#### DIRECTIVE
Below are records to repeat exactly. Omit the pictures from the copy.
-- START OF PROVIDED MATERIAL --
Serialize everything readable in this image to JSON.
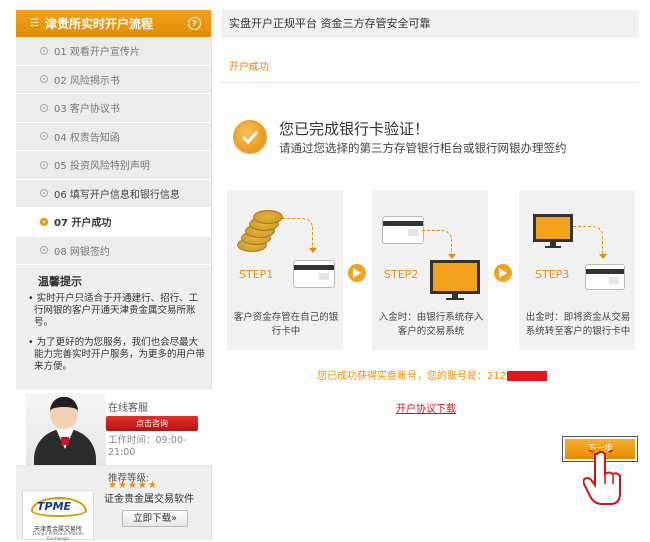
{
  "sidebar": {
    "title": "津贵所实时开户流程",
    "steps": [
      {
        "label": "01 观看开户宣传片"
      },
      {
        "label": "02 风险揭示书"
      },
      {
        "label": "03 客户协议书"
      },
      {
        "label": "04 权责告知函"
      },
      {
        "label": "05 投资风险特别声明"
      },
      {
        "label": "06 填写开户信息和银行信息"
      },
      {
        "label": "07 开户成功"
      },
      {
        "label": "08 网银签约"
      }
    ],
    "tips": {
      "title": "温馨提示",
      "items": [
        "实时开户只适合于开通建行、招行、工行网银的客户开通天津贵金属交易所账号。",
        "为了更好的为您服务，我们也会尽最大能力完善实时开户服务，为更多的用户带来方便。"
      ]
    },
    "service": {
      "label": "在线客服",
      "button": "点击咨询",
      "hours": "工作时间：09:00-21:00"
    },
    "recommend": {
      "label": "推荐等级:",
      "stars": "★★★★★",
      "rating": 5,
      "name": "证金贵金属交易软件",
      "download": "立即下载»",
      "logo_text": "TPME",
      "logo_cn": "天津贵金属交易所",
      "logo_en": "Tianjin Precious Metals Exchange"
    }
  },
  "main": {
    "banner": "实盘开户正规平台 资金三方存管安全可靠",
    "section_title": "开户成功",
    "success_title": "您已完成银行卡验证！",
    "success_sub": "请通过您选择的第三方存管银行柜台或银行网银办理签约",
    "flow": [
      {
        "step": "STEP1",
        "caption": "客户资金存管在自己的银行卡中"
      },
      {
        "step": "STEP2",
        "caption": "入金时：由银行系统存入客户的交易系统"
      },
      {
        "step": "STEP3",
        "caption": "出金时：即将资金从交易系统转至客户的银行卡中"
      }
    ],
    "account_text": "您已成功获得实盘账号，您的账号是：212",
    "agreement_link": "开户协议下载",
    "next_button": "下一步"
  },
  "colors": {
    "accent": "#f3a21d",
    "accent_text": "#f08c00",
    "link_red": "#d41313"
  }
}
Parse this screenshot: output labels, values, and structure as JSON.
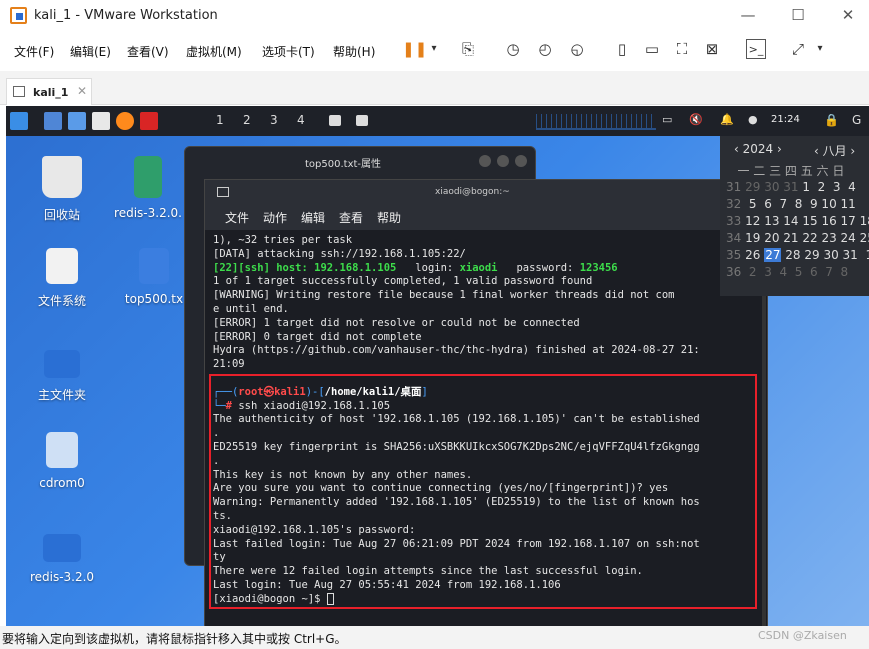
{
  "window": {
    "title": "kali_1 - VMware Workstation",
    "min": "—",
    "max": "☐",
    "close": "✕"
  },
  "menubar": [
    "文件(F)",
    "编辑(E)",
    "查看(V)",
    "虚拟机(M)",
    "选项卡(T)",
    "帮助(H)"
  ],
  "tab": {
    "label": "kali_1",
    "close": "✕"
  },
  "panel": {
    "workspaces": [
      "1",
      "2",
      "3",
      "4"
    ],
    "clock": "21:24"
  },
  "desktop_icons": [
    {
      "label": "回收站",
      "color": "#e8e8e8"
    },
    {
      "label": "redis-3.2.0.",
      "color": "#2f9e6b"
    },
    {
      "label": "文件系统",
      "color": "#f2f2f2"
    },
    {
      "label": "top500.tx",
      "color": "#3b7ee0"
    },
    {
      "label": "主文件夹",
      "color": "#2a6fd4"
    },
    {
      "label": "cdrom0",
      "color": "#cfe0f5"
    },
    {
      "label": "redis-3.2.0",
      "color": "#2a6fd4"
    }
  ],
  "props_title": "top500.txt-属性",
  "terminal": {
    "title": "xiaodi@bogon:~",
    "menu": [
      "文件",
      "动作",
      "编辑",
      "查看",
      "帮助"
    ],
    "hydra": {
      "l1": "1), ~32 tries per task",
      "l2": "[DATA] attacking ssh://192.168.1.105:22/",
      "l3a": "[22][ssh] host: ",
      "l3host": "192.168.1.105",
      "l3b": "   login: ",
      "l3login": "xiaodi",
      "l3c": "   password: ",
      "l3pass": "123456",
      "l4": "1 of 1 target successfully completed, 1 valid password found",
      "l5": "[WARNING] Writing restore file because 1 final worker threads did not com",
      "l6": "e until end.",
      "l7": "[ERROR] 1 target did not resolve or could not be connected",
      "l8": "[ERROR] 0 target did not complete",
      "l9": "Hydra (https://github.com/vanhauser-thc/thc-hydra) finished at 2024-08-27 21:",
      "l10": "21:09"
    },
    "prompt": {
      "a": "┌──(",
      "user": "root㉿kali1",
      "b": ")-[",
      "path": "/home/kali1/桌面",
      "c": "]",
      "d": "└─",
      "hash": "# ",
      "cmd": "ssh xiaodi@192.168.1.105"
    },
    "ssh": [
      "The authenticity of host '192.168.1.105 (192.168.1.105)' can't be established",
      ".",
      "ED25519 key fingerprint is SHA256:uXSBKKUIkcxSOG7K2Dps2NC/ejqVFFZqU4lfzGkgngg",
      ".",
      "This key is not known by any other names.",
      "Are you sure you want to continue connecting (yes/no/[fingerprint])? yes",
      "Warning: Permanently added '192.168.1.105' (ED25519) to the list of known hos",
      "ts.",
      "xiaodi@192.168.1.105's password:",
      "Last failed login: Tue Aug 27 06:21:09 PDT 2024 from 192.168.1.107 on ssh:not",
      "ty",
      "There were 12 failed login attempts since the last successful login.",
      "Last login: Tue Aug 27 05:55:41 2024 from 192.168.1.106",
      "[xiaodi@bogon ~]$ "
    ]
  },
  "calendar": {
    "year": "‹ 2024 ›",
    "month": "‹  八月  ›",
    "weekdays": "   一 二 三 四 五 六 日",
    "rows": [
      {
        "wk": "31",
        "days": "29 30 31",
        "cur": " 1  2  3  4"
      },
      {
        "wk": "32",
        "days": "",
        "cur": " 5  6  7  8  9 10 11"
      },
      {
        "wk": "33",
        "days": "",
        "cur": "12 13 14 15 16 17 18"
      },
      {
        "wk": "34",
        "days": "",
        "cur": "19 20 21 22 23 24 25"
      },
      {
        "wk": "35",
        "days": "",
        "cur": "26 "
      },
      {
        "wk": "36",
        "days": " 2  3  4  5  6  7  8",
        "cur": ""
      }
    ],
    "today": "27",
    "rest35": " 28 29 30 31  1"
  },
  "statusbar": {
    "message": "要将输入定向到该虚拟机，请将鼠标指针移入其中或按 Ctrl+G。",
    "watermark": "CSDN @Zkaisen"
  }
}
-- END OF PROVIDED MATERIAL --
#### RESULT FOR THIS TASK
Serialize everything readable in this image to JSON.
{
  "sidebar": {
    "title": "津贵所实时开户流程",
    "steps": [
      {
        "label": "01 观看开户宣传片"
      },
      {
        "label": "02 风险揭示书"
      },
      {
        "label": "03 客户协议书"
      },
      {
        "label": "04 权责告知函"
      },
      {
        "label": "05 投资风险特别声明"
      },
      {
        "label": "06 填写开户信息和银行信息"
      },
      {
        "label": "07 开户成功"
      },
      {
        "label": "08 网银签约"
      }
    ],
    "tips": {
      "title": "温馨提示",
      "items": [
        "实时开户只适合于开通建行、招行、工行网银的客户开通天津贵金属交易所账号。",
        "为了更好的为您服务，我们也会尽最大能力完善实时开户服务，为更多的用户带来方便。"
      ]
    },
    "service": {
      "label": "在线客服",
      "button": "点击咨询",
      "hours": "工作时间：09:00-21:00"
    },
    "recommend": {
      "label": "推荐等级:",
      "stars": "★★★★★",
      "rating": 5,
      "name": "证金贵金属交易软件",
      "download": "立即下载»",
      "logo_text": "TPME",
      "logo_cn": "天津贵金属交易所",
      "logo_en": "Tianjin Precious Metals Exchange"
    }
  },
  "main": {
    "banner": "实盘开户正规平台 资金三方存管安全可靠",
    "section_title": "开户成功",
    "success_title": "您已完成银行卡验证！",
    "success_sub": "请通过您选择的第三方存管银行柜台或银行网银办理签约",
    "flow": [
      {
        "step": "STEP1",
        "caption": "客户资金存管在自己的银行卡中"
      },
      {
        "step": "STEP2",
        "caption": "入金时：由银行系统存入客户的交易系统"
      },
      {
        "step": "STEP3",
        "caption": "出金时：即将资金从交易系统转至客户的银行卡中"
      }
    ],
    "account_text": "您已成功获得实盘账号，您的账号是：212",
    "agreement_link": "开户协议下载",
    "next_button": "下一步"
  },
  "colors": {
    "accent": "#f3a21d",
    "accent_text": "#f08c00",
    "link_red": "#d41313"
  }
}
Parse this screenshot: output labels, values, and structure as JSON.
{
  "window": {
    "title": "kali_1 - VMware Workstation",
    "min": "—",
    "max": "☐",
    "close": "✕"
  },
  "menubar": [
    "文件(F)",
    "编辑(E)",
    "查看(V)",
    "虚拟机(M)",
    "选项卡(T)",
    "帮助(H)"
  ],
  "tab": {
    "label": "kali_1",
    "close": "✕"
  },
  "panel": {
    "workspaces": [
      "1",
      "2",
      "3",
      "4"
    ],
    "clock": "21:24"
  },
  "desktop_icons": [
    {
      "label": "回收站",
      "color": "#e8e8e8"
    },
    {
      "label": "redis-3.2.0.",
      "color": "#2f9e6b"
    },
    {
      "label": "文件系统",
      "color": "#f2f2f2"
    },
    {
      "label": "top500.tx",
      "color": "#3b7ee0"
    },
    {
      "label": "主文件夹",
      "color": "#2a6fd4"
    },
    {
      "label": "cdrom0",
      "color": "#cfe0f5"
    },
    {
      "label": "redis-3.2.0",
      "color": "#2a6fd4"
    }
  ],
  "props_title": "top500.txt-属性",
  "terminal": {
    "title": "xiaodi@bogon:~",
    "menu": [
      "文件",
      "动作",
      "编辑",
      "查看",
      "帮助"
    ],
    "hydra": {
      "l1": "1), ~32 tries per task",
      "l2": "[DATA] attacking ssh://192.168.1.105:22/",
      "l3a": "[22][ssh] host: ",
      "l3host": "192.168.1.105",
      "l3b": "   login: ",
      "l3login": "xiaodi",
      "l3c": "   password: ",
      "l3pass": "123456",
      "l4": "1 of 1 target successfully completed, 1 valid password found",
      "l5": "[WARNING] Writing restore file because 1 final worker threads did not com",
      "l6": "e until end.",
      "l7": "[ERROR] 1 target did not resolve or could not be connected",
      "l8": "[ERROR] 0 target did not complete",
      "l9": "Hydra (https://github.com/vanhauser-thc/thc-hydra) finished at 2024-08-27 21:",
      "l10": "21:09"
    },
    "prompt": {
      "a": "┌──(",
      "user": "root㉿kali1",
      "b": ")-[",
      "path": "/home/kali1/桌面",
      "c": "]",
      "d": "└─",
      "hash": "# ",
      "cmd": "ssh xiaodi@192.168.1.105"
    },
    "ssh": [
      "The authenticity of host '192.168.1.105 (192.168.1.105)' can't be established",
      ".",
      "ED25519 key fingerprint is SHA256:uXSBKKUIkcxSOG7K2Dps2NC/ejqVFFZqU4lfzGkgngg",
      ".",
      "This key is not known by any other names.",
      "Are you sure you want to continue connecting (yes/no/[fingerprint])? yes",
      "Warning: Permanently added '192.168.1.105' (ED25519) to the list of known hos",
      "ts.",
      "xiaodi@192.168.1.105's password:",
      "Last failed login: Tue Aug 27 06:21:09 PDT 2024 from 192.168.1.107 on ssh:not",
      "ty",
      "There were 12 failed login attempts since the last successful login.",
      "Last login: Tue Aug 27 05:55:41 2024 from 192.168.1.106",
      "[xiaodi@bogon ~]$ "
    ]
  },
  "calendar": {
    "year": "‹ 2024 ›",
    "month": "‹  八月  ›",
    "weekdays": "   一 二 三 四 五 六 日",
    "rows": [
      {
        "wk": "31",
        "days": "29 30 31",
        "cur": " 1  2  3  4"
      },
      {
        "wk": "32",
        "days": "",
        "cur": " 5  6  7  8  9 10 11"
      },
      {
        "wk": "33",
        "days": "",
        "cur": "12 13 14 15 16 17 18"
      },
      {
        "wk": "34",
        "days": "",
        "cur": "19 20 21 22 23 24 25"
      },
      {
        "wk": "35",
        "days": "",
        "cur": "26 "
      },
      {
        "wk": "36",
        "days": " 2  3  4  5  6  7  8",
        "cur": ""
      }
    ],
    "today": "27",
    "rest35": " 28 29 30 31  1"
  },
  "statusbar": {
    "message": "要将输入定向到该虚拟机，请将鼠标指针移入其中或按 Ctrl+G。",
    "watermark": "CSDN @Zkaisen"
  }
}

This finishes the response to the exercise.